• _WRITTEN PROBLEM_:
Pick out every line holding the string "will" and copy it.

BEGIN AVAILABLE RECORDS

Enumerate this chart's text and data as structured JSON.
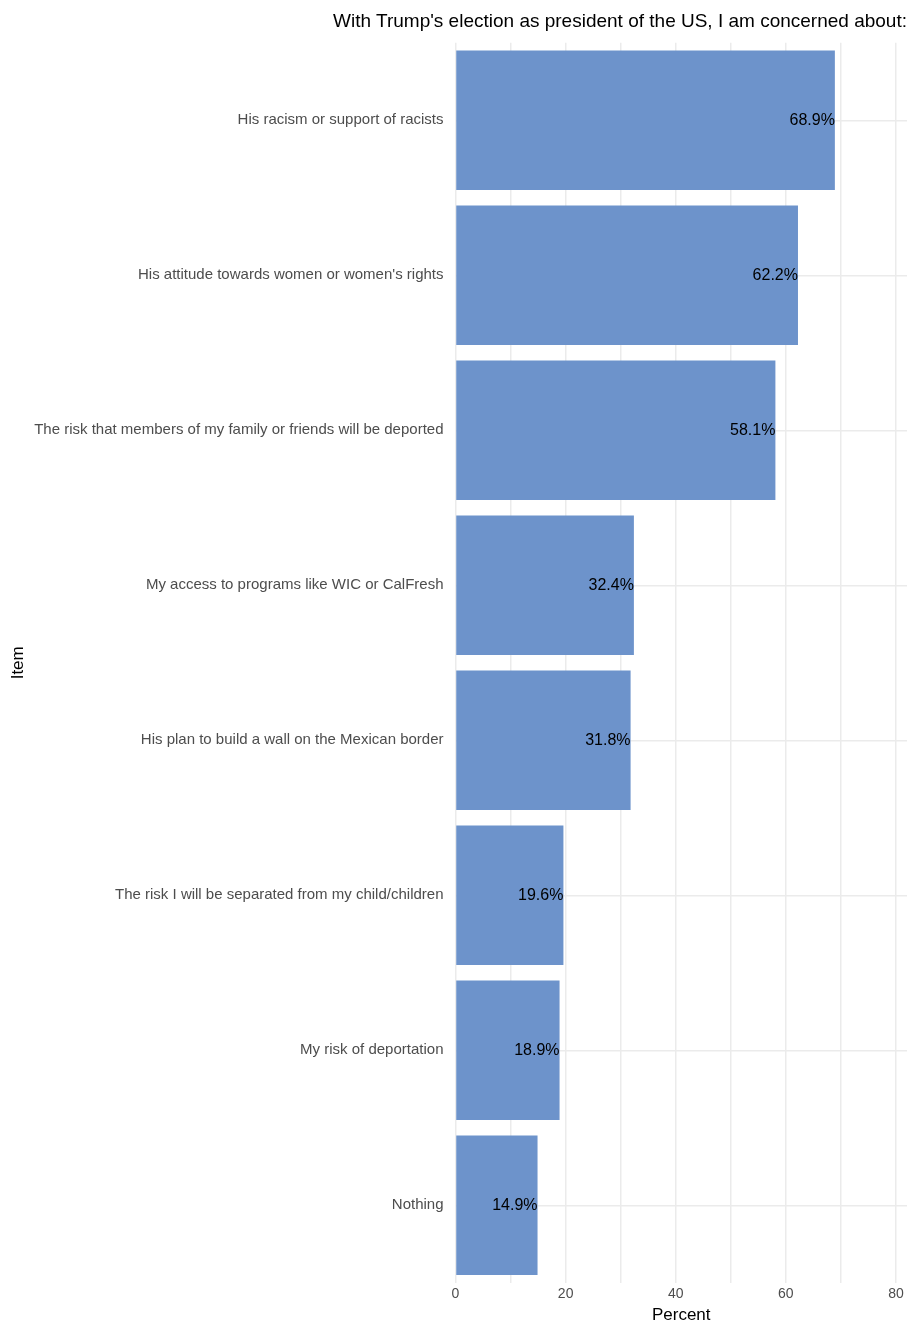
{
  "chart_data": {
    "type": "bar",
    "orientation": "horizontal",
    "title": "With Trump's election as president of the US, I am concerned about:",
    "xlabel": "Percent",
    "ylabel": "Item",
    "categories": [
      "His racism or support of racists",
      "His attitude towards women or women's rights",
      "The risk that members of my family or friends will be deported",
      "My access to programs like WIC or CalFresh",
      "His plan to build a wall on the Mexican border",
      "The risk I will be separated from my child/children",
      "My risk of deportation",
      "Nothing"
    ],
    "values": [
      68.9,
      62.2,
      58.1,
      32.4,
      31.8,
      19.6,
      18.9,
      14.9
    ],
    "value_labels": [
      "68.9%",
      "62.2%",
      "58.1%",
      "32.4%",
      "31.8%",
      "19.6%",
      "18.9%",
      "14.9%"
    ],
    "color": "#6d93cb",
    "xlim": [
      0,
      82
    ],
    "xticks": [
      0,
      {
        "value": 10,
        "label": null
      },
      20,
      {
        "value": 30,
        "label": null
      },
      40,
      {
        "value": 50,
        "label": null
      },
      60,
      {
        "value": 70,
        "label": null
      },
      80
    ],
    "grid": true,
    "legend": false
  }
}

END AVAILABLE RECORDS

• _FINISHED EXERCISE_:
      "The risk that members of my family or friends will be deported",
      "The risk I will be separated from my child/children",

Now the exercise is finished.